··· Source data ···
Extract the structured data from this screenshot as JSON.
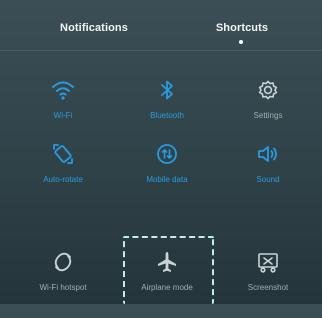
{
  "tabs": [
    {
      "label": "Notifications"
    },
    {
      "label": "Shortcuts",
      "active": true
    }
  ],
  "colors": {
    "accent_on": "#2a9be0",
    "icon_off": "#c9d3d6",
    "highlight": "#bfeeea"
  },
  "shortcuts": [
    {
      "label": "Wi-Fi",
      "icon": "wifi-icon",
      "state": "on"
    },
    {
      "label": "Bluetooth",
      "icon": "bluetooth-icon",
      "state": "on"
    },
    {
      "label": "Settings",
      "icon": "gear-icon",
      "state": "off"
    },
    {
      "label": "Auto-rotate",
      "icon": "auto-rotate-icon",
      "state": "on"
    },
    {
      "label": "Mobile data",
      "icon": "mobile-data-icon",
      "state": "on"
    },
    {
      "label": "Sound",
      "icon": "speaker-icon",
      "state": "on"
    },
    {
      "label": "Wi-Fi hotspot",
      "icon": "hotspot-icon",
      "state": "off"
    },
    {
      "label": "Airplane mode",
      "icon": "airplane-icon",
      "state": "off",
      "highlighted": true
    },
    {
      "label": "Screenshot",
      "icon": "screenshot-icon",
      "state": "off"
    }
  ]
}
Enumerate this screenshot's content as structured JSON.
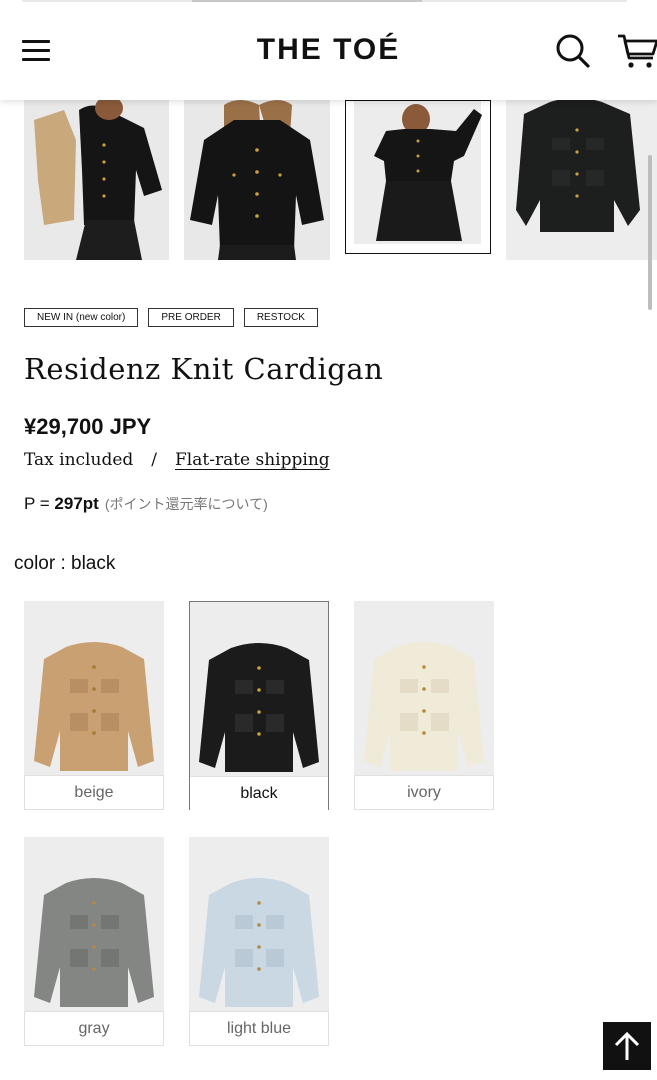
{
  "header": {
    "logo": "THE TOÉ",
    "icons": [
      "menu-icon",
      "search-icon",
      "cart-icon"
    ]
  },
  "badges": [
    "NEW IN (new color)",
    "PRE ORDER",
    "RESTOCK"
  ],
  "product": {
    "title": "Residenz Knit Cardigan",
    "price": "¥29,700 JPY",
    "tax_text": "Tax included",
    "separator": "/",
    "shipping_link": "Flat-rate shipping",
    "points_prefix": "P = ",
    "points_value": "297pt",
    "points_note": "(ポイント還元率について)"
  },
  "color": {
    "label": "color : black",
    "selected": "black",
    "options": [
      {
        "label": "beige",
        "hex": "#c9a072"
      },
      {
        "label": "black",
        "hex": "#1b1b1b"
      },
      {
        "label": "ivory",
        "hex": "#f0ead8"
      },
      {
        "label": "gray",
        "hex": "#838683"
      },
      {
        "label": "light blue",
        "hex": "#c9d8e3"
      }
    ]
  },
  "colors": {
    "text": "#111111",
    "thumb_bg": "#ededed",
    "gold_buttons": "#b8963e"
  }
}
···
Task prompt - Collect every line above that contains the word "JSON".

Result of the task -
Extract the structured data from this screenshot as JSON.
Enumerate this screenshot's content as structured JSON.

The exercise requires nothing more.